◆ PROMPT ◆
Please print the full listing exactly.

◆ DATA LISTING ◆
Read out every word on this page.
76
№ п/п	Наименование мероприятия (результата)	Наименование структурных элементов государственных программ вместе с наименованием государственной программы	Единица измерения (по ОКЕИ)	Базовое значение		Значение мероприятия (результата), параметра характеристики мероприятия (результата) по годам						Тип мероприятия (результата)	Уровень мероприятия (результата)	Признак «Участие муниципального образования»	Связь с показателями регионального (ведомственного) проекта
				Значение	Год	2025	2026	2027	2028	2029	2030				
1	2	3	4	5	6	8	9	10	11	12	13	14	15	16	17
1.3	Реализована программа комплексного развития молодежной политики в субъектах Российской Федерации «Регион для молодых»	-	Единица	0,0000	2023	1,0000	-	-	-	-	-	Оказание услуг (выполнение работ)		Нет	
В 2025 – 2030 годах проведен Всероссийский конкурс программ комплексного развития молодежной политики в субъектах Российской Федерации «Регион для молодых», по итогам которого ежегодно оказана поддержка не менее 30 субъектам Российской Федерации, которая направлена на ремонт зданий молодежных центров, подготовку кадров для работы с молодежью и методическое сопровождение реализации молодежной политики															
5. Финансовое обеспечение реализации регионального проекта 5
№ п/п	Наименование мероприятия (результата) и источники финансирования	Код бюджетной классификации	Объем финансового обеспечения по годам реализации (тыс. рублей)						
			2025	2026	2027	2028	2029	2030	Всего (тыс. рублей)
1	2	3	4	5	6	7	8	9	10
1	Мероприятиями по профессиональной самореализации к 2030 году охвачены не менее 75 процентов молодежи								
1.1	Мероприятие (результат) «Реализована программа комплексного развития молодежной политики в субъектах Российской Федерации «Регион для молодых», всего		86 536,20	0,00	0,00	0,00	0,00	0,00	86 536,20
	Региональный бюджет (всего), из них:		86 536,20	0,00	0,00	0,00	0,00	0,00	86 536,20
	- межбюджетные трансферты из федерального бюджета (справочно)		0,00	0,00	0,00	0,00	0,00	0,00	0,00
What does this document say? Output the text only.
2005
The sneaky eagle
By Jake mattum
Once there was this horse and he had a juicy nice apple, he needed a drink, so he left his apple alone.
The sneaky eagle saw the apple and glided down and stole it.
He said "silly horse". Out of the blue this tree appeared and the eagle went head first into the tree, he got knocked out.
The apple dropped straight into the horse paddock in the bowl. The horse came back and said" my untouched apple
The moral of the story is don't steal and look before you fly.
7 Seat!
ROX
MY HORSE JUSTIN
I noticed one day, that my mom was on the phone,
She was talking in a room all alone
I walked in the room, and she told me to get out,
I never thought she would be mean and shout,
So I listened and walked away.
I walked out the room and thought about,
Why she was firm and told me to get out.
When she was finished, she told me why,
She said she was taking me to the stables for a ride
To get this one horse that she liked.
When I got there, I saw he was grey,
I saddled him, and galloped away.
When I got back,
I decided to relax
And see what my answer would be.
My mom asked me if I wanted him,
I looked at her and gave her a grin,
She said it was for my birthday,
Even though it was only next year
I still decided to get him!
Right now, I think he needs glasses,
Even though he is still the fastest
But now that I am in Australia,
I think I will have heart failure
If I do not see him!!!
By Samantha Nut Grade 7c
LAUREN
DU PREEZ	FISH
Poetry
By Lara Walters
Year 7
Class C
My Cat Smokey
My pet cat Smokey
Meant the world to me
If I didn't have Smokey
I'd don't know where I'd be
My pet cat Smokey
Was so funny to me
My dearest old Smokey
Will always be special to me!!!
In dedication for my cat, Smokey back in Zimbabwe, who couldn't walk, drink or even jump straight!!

◆ RESPONSE TO THE EXERCISE ◆
Read out every word on this page.
76
№ п/п	Наименование мероприятия (результата)	Наименование структурных элементов государственных программ вместе с наименованием государственной программы	Единица измерения (по ОКЕИ)	Базовое значение		Значение мероприятия (результата), параметра характеристики мероприятия (результата) по годам						Тип мероприятия (результата)	Уровень мероприятия (результата)	Признак «Участие муниципального образования»	Связь с показателями регионального (ведомственного) проекта
				Значение	Год	2025	2026	2027	2028	2029	2030				
1	2	3	4	5	6	8	9	10	11	12	13	14	15	16	17
1.3	Реализована программа комплексного развития молодежной политики в субъектах Российской Федерации «Регион для молодых»	-	Единица	0,0000	2023	1,0000	-	-	-	-	-	Оказание услуг (выполнение работ)		Нет	
В 2025 – 2030 годах проведен Всероссийский конкурс программ комплексного развития молодежной политики в субъектах Российской Федерации «Регион для молодых», по итогам которого ежегодно оказана поддержка не менее 30 субъектам Российской Федерации, которая направлена на ремонт зданий молодежных центров, подготовку кадров для работы с молодежью и методическое сопровождение реализации молодежной политики															
5. Финансовое обеспечение реализации регионального проекта 5
№ п/п	Наименование мероприятия (результата) и источники финансирования	Код бюджетной классификации	Объем финансового обеспечения по годам реализации (тыс. рублей)						
			2025	2026	2027	2028	2029	2030	Всего (тыс. рублей)
1	2	3	4	5	6	7	8	9	10
1	Мероприятиями по профессиональной самореализации к 2030 году охвачены не менее 75 процентов молодежи								
1.1	Мероприятие (результат) «Реализована программа комплексного развития молодежной политики в субъектах Российской Федерации «Регион для молодых», всего		86 536,20	0,00	0,00	0,00	0,00	0,00	86 536,20
	Региональный бюджет (всего), из них:		86 536,20	0,00	0,00	0,00	0,00	0,00	86 536,20
	- межбюджетные трансферты из федерального бюджета (справочно)		0,00	0,00	0,00	0,00	0,00	0,00	0,00
What does this document say? Output the text only.
2005
The sneaky eagle
By Jake mattum
Once there was this horse and he had a juicy nice apple, he needed a drink, so he left his apple alone.
The sneaky eagle saw the apple and glided down and stole it.
He said "silly horse". Out of the blue this tree appeared and the eagle went head first into the tree, he got knocked out.
The apple dropped straight into the horse paddock in the bowl. The horse came back and said" my untouched apple
The moral of the story is don't steal and look before you fly.
7 Seat!
ROX
MY HORSE JUSTIN
I noticed one day, that my mom was on the phone,
She was talking in a room all alone
I walked in the room, and she told me to get out,
I never thought she would be mean and shout,
So I listened and walked away.
I walked out the room and thought about,
Why she was firm and told me to get out.
When she was finished, she told me why,
She said she was taking me to the stables for a ride
To get this one horse that she liked.
When I got there, I saw he was grey,
I saddled him, and galloped away.
When I got back,
I decided to relax
And see what my answer would be.
My mom asked me if I wanted him,
I looked at her and gave her a grin,
She said it was for my birthday,
Even though it was only next year
I still decided to get him!
Right now, I think he needs glasses,
Even though he is still the fastest
But now that I am in Australia,
I think I will have heart failure
If I do not see him!!!
By Samantha Nut Grade 7c
LAUREN
DU PREEZ	FISH
Poetry
By Lara Walters
Year 7
Class C
My Cat Smokey
My pet cat Smokey
Meant the world to me
If I didn't have Smokey
I'd don't know where I'd be
My pet cat Smokey
Was so funny to me
My dearest old Smokey
Will always be special to me!!!
In dedication for my cat, Smokey back in Zimbabwe, who couldn't walk, drink or even jump straight!!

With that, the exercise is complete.